━━━━━ Input

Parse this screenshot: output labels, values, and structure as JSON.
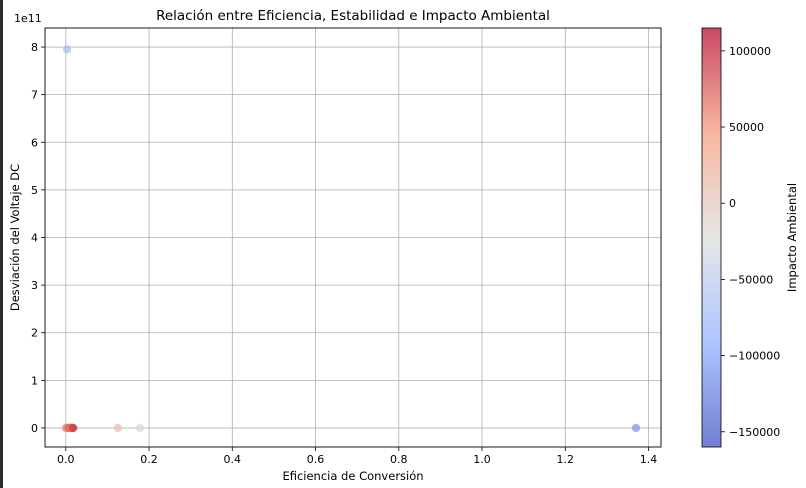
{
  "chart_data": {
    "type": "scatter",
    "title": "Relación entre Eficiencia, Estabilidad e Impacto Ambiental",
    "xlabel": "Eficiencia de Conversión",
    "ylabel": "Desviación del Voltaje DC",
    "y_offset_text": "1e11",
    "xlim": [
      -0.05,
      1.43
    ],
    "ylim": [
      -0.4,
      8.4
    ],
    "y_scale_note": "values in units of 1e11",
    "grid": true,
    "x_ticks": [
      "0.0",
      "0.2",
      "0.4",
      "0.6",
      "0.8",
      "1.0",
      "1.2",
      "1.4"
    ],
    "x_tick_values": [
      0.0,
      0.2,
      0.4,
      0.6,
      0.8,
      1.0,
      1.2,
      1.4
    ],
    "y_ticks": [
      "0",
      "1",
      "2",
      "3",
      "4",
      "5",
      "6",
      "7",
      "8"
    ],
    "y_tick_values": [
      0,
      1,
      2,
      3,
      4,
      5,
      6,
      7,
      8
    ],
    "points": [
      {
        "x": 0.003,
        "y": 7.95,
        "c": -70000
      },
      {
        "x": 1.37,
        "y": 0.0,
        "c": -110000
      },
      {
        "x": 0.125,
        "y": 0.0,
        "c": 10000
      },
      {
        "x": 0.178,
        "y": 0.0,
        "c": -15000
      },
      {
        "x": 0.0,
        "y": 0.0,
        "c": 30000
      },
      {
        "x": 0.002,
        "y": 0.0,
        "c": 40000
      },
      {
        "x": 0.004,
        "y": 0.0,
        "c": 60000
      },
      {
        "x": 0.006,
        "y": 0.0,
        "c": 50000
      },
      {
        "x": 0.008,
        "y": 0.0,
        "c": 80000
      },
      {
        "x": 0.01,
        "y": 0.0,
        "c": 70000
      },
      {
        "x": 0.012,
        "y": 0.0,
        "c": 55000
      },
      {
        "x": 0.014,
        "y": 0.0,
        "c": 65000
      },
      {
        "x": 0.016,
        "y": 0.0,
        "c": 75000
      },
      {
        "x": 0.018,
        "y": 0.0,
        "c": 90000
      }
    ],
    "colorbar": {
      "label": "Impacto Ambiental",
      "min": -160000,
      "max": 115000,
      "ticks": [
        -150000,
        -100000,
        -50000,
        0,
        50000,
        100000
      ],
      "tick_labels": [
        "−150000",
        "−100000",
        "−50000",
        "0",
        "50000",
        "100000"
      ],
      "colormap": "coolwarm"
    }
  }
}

━━━━━━━━━━
━━━━━ Input

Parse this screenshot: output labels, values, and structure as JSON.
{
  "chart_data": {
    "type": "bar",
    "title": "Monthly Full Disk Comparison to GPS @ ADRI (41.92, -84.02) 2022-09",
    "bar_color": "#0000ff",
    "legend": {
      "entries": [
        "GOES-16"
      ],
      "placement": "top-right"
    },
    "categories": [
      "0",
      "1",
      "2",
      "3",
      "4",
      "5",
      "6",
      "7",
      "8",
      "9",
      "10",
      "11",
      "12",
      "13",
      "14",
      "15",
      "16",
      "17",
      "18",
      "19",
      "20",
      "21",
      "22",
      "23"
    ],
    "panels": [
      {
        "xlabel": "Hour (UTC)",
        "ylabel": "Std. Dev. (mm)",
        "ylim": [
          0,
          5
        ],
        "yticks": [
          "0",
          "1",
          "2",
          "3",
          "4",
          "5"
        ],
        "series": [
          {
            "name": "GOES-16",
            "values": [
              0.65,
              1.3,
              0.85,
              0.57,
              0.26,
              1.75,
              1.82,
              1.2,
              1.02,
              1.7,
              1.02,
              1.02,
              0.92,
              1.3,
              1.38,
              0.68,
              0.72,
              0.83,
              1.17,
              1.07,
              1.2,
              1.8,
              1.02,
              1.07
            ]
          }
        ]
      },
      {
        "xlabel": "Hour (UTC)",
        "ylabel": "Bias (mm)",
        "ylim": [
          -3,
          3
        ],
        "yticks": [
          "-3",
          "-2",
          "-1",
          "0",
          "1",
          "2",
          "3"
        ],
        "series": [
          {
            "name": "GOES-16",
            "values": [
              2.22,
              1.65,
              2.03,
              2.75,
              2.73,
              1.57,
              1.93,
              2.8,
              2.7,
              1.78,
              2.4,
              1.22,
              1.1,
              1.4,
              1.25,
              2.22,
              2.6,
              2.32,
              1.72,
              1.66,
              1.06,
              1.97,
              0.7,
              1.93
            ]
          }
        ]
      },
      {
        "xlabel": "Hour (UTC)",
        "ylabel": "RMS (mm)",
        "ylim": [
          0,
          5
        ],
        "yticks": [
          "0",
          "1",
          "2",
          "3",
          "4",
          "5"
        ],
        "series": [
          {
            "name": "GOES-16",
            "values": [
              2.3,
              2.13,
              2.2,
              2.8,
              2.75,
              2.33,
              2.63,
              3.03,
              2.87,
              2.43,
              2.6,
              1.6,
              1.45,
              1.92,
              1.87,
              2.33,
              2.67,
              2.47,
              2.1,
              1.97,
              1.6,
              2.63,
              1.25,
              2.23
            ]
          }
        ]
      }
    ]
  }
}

━━━━━━━━━━

Exercise requirements
In the listing above, how many lines hold the word "Eficiencia"? Give the number and nothing more.

Solution to this problem
2